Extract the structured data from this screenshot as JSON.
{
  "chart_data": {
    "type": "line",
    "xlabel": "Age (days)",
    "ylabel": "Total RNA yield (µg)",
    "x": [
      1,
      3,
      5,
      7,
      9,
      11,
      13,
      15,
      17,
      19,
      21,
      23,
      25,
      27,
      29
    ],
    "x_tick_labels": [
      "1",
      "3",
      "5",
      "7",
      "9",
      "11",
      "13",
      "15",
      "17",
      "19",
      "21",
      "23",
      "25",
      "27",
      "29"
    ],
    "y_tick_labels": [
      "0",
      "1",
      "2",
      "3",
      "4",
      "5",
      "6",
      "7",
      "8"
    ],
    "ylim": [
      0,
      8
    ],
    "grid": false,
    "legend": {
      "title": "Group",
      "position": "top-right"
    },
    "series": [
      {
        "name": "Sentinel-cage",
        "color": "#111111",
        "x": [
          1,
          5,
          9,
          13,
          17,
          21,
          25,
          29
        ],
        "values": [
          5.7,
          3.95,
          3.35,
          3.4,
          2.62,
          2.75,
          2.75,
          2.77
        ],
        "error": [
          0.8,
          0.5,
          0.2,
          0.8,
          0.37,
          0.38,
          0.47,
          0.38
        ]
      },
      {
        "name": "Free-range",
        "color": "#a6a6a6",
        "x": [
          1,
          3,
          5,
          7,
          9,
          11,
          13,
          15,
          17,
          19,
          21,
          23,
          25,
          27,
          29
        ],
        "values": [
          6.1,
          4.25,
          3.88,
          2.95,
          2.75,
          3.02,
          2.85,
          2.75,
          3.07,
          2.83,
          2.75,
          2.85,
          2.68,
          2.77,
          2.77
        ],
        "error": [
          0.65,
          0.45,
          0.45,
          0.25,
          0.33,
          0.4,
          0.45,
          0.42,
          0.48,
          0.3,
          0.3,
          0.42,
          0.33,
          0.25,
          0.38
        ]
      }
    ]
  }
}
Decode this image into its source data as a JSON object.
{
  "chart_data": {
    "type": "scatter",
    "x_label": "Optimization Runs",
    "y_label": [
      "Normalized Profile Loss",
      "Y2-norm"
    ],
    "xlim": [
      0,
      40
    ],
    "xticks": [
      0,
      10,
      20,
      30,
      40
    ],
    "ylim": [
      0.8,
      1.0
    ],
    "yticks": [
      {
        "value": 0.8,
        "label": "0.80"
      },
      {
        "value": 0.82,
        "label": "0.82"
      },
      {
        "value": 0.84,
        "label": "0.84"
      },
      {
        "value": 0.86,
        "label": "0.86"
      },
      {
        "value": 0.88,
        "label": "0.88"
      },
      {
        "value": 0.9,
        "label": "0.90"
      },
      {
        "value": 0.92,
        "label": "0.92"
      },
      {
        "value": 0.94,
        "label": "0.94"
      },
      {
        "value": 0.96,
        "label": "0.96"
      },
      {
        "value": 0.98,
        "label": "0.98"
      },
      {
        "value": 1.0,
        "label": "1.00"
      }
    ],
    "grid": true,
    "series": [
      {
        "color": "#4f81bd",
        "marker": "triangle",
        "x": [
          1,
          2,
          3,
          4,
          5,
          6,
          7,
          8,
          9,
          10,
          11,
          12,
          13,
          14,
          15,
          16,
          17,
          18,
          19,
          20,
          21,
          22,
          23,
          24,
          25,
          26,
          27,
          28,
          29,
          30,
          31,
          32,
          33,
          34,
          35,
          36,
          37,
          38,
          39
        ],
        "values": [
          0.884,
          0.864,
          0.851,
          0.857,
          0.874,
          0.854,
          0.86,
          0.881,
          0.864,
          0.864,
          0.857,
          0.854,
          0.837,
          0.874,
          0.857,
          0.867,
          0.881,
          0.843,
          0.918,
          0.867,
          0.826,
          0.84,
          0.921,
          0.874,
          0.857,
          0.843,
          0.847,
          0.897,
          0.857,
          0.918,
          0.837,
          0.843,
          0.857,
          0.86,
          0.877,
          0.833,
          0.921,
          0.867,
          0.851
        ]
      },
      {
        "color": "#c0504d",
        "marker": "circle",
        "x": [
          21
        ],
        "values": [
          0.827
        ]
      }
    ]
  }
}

----

**WHAT THE TASK REQUIRES**
Word for word, write out all of the data above.

**COMPLETED EXERCISE**
Extract the structured data from this screenshot as JSON.
{
  "chart_data": {
    "type": "line",
    "xlabel": "Age (days)",
    "ylabel": "Total RNA yield (µg)",
    "x": [
      1,
      3,
      5,
      7,
      9,
      11,
      13,
      15,
      17,
      19,
      21,
      23,
      25,
      27,
      29
    ],
    "x_tick_labels": [
      "1",
      "3",
      "5",
      "7",
      "9",
      "11",
      "13",
      "15",
      "17",
      "19",
      "21",
      "23",
      "25",
      "27",
      "29"
    ],
    "y_tick_labels": [
      "0",
      "1",
      "2",
      "3",
      "4",
      "5",
      "6",
      "7",
      "8"
    ],
    "ylim": [
      0,
      8
    ],
    "grid": false,
    "legend": {
      "title": "Group",
      "position": "top-right"
    },
    "series": [
      {
        "name": "Sentinel-cage",
        "color": "#111111",
        "x": [
          1,
          5,
          9,
          13,
          17,
          21,
          25,
          29
        ],
        "values": [
          5.7,
          3.95,
          3.35,
          3.4,
          2.62,
          2.75,
          2.75,
          2.77
        ],
        "error": [
          0.8,
          0.5,
          0.2,
          0.8,
          0.37,
          0.38,
          0.47,
          0.38
        ]
      },
      {
        "name": "Free-range",
        "color": "#a6a6a6",
        "x": [
          1,
          3,
          5,
          7,
          9,
          11,
          13,
          15,
          17,
          19,
          21,
          23,
          25,
          27,
          29
        ],
        "values": [
          6.1,
          4.25,
          3.88,
          2.95,
          2.75,
          3.02,
          2.85,
          2.75,
          3.07,
          2.83,
          2.75,
          2.85,
          2.68,
          2.77,
          2.77
        ],
        "error": [
          0.65,
          0.45,
          0.45,
          0.25,
          0.33,
          0.4,
          0.45,
          0.42,
          0.48,
          0.3,
          0.3,
          0.42,
          0.33,
          0.25,
          0.38
        ]
      }
    ]
  }
}
Decode this image into its source data as a JSON object.
{
  "chart_data": {
    "type": "scatter",
    "x_label": "Optimization Runs",
    "y_label": [
      "Normalized Profile Loss",
      "Y2-norm"
    ],
    "xlim": [
      0,
      40
    ],
    "xticks": [
      0,
      10,
      20,
      30,
      40
    ],
    "ylim": [
      0.8,
      1.0
    ],
    "yticks": [
      {
        "value": 0.8,
        "label": "0.80"
      },
      {
        "value": 0.82,
        "label": "0.82"
      },
      {
        "value": 0.84,
        "label": "0.84"
      },
      {
        "value": 0.86,
        "label": "0.86"
      },
      {
        "value": 0.88,
        "label": "0.88"
      },
      {
        "value": 0.9,
        "label": "0.90"
      },
      {
        "value": 0.92,
        "label": "0.92"
      },
      {
        "value": 0.94,
        "label": "0.94"
      },
      {
        "value": 0.96,
        "label": "0.96"
      },
      {
        "value": 0.98,
        "label": "0.98"
      },
      {
        "value": 1.0,
        "label": "1.00"
      }
    ],
    "grid": true,
    "series": [
      {
        "color": "#4f81bd",
        "marker": "triangle",
        "x": [
          1,
          2,
          3,
          4,
          5,
          6,
          7,
          8,
          9,
          10,
          11,
          12,
          13,
          14,
          15,
          16,
          17,
          18,
          19,
          20,
          21,
          22,
          23,
          24,
          25,
          26,
          27,
          28,
          29,
          30,
          31,
          32,
          33,
          34,
          35,
          36,
          37,
          38,
          39
        ],
        "values": [
          0.884,
          0.864,
          0.851,
          0.857,
          0.874,
          0.854,
          0.86,
          0.881,
          0.864,
          0.864,
          0.857,
          0.854,
          0.837,
          0.874,
          0.857,
          0.867,
          0.881,
          0.843,
          0.918,
          0.867,
          0.826,
          0.84,
          0.921,
          0.874,
          0.857,
          0.843,
          0.847,
          0.897,
          0.857,
          0.918,
          0.837,
          0.843,
          0.857,
          0.86,
          0.877,
          0.833,
          0.921,
          0.867,
          0.851
        ]
      },
      {
        "color": "#c0504d",
        "marker": "circle",
        "x": [
          21
        ],
        "values": [
          0.827
        ]
      }
    ]
  }
}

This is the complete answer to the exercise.